_TO BE DONE_. Set the following entries down again exactly, line by line.

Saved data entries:
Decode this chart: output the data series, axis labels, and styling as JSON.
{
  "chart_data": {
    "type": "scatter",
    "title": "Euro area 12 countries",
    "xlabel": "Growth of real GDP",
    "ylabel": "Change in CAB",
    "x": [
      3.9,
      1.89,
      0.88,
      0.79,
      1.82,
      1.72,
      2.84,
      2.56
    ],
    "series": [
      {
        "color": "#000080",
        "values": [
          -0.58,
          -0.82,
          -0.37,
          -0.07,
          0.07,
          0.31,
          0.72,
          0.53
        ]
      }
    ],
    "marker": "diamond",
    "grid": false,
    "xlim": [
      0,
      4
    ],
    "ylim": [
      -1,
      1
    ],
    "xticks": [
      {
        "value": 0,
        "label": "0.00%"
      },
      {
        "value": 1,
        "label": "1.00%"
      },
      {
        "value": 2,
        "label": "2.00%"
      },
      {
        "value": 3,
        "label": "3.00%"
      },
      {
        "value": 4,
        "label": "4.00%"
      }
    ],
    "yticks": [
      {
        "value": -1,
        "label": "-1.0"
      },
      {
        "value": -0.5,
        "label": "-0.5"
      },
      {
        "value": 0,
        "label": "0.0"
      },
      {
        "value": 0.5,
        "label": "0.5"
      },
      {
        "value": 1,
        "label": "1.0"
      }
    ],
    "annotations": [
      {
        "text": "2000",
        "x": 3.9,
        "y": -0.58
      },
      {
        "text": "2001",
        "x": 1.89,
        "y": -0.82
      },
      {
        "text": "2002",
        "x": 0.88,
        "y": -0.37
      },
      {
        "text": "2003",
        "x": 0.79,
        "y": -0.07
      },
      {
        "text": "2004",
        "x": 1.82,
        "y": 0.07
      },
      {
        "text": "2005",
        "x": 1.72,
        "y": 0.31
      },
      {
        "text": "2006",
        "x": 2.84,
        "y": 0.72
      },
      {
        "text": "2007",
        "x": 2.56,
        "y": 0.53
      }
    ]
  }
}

_RESULT OF THIS TASK_.
Decode this chart: output the data series, axis labels, and styling as JSON.
{
  "chart_data": {
    "type": "scatter",
    "title": "Euro area 12 countries",
    "xlabel": "Growth of real GDP",
    "ylabel": "Change in CAB",
    "x": [
      3.9,
      1.89,
      0.88,
      0.79,
      1.82,
      1.72,
      2.84,
      2.56
    ],
    "series": [
      {
        "color": "#000080",
        "values": [
          -0.58,
          -0.82,
          -0.37,
          -0.07,
          0.07,
          0.31,
          0.72,
          0.53
        ]
      }
    ],
    "marker": "diamond",
    "grid": false,
    "xlim": [
      0,
      4
    ],
    "ylim": [
      -1,
      1
    ],
    "xticks": [
      {
        "value": 0,
        "label": "0.00%"
      },
      {
        "value": 1,
        "label": "1.00%"
      },
      {
        "value": 2,
        "label": "2.00%"
      },
      {
        "value": 3,
        "label": "3.00%"
      },
      {
        "value": 4,
        "label": "4.00%"
      }
    ],
    "yticks": [
      {
        "value": -1,
        "label": "-1.0"
      },
      {
        "value": -0.5,
        "label": "-0.5"
      },
      {
        "value": 0,
        "label": "0.0"
      },
      {
        "value": 0.5,
        "label": "0.5"
      },
      {
        "value": 1,
        "label": "1.0"
      }
    ],
    "annotations": [
      {
        "text": "2000",
        "x": 3.9,
        "y": -0.58
      },
      {
        "text": "2001",
        "x": 1.89,
        "y": -0.82
      },
      {
        "text": "2002",
        "x": 0.88,
        "y": -0.37
      },
      {
        "text": "2003",
        "x": 0.79,
        "y": -0.07
      },
      {
        "text": "2004",
        "x": 1.82,
        "y": 0.07
      },
      {
        "text": "2005",
        "x": 1.72,
        "y": 0.31
      },
      {
        "text": "2006",
        "x": 2.84,
        "y": 0.72
      },
      {
        "text": "2007",
        "x": 2.56,
        "y": 0.53
      }
    ]
  }
}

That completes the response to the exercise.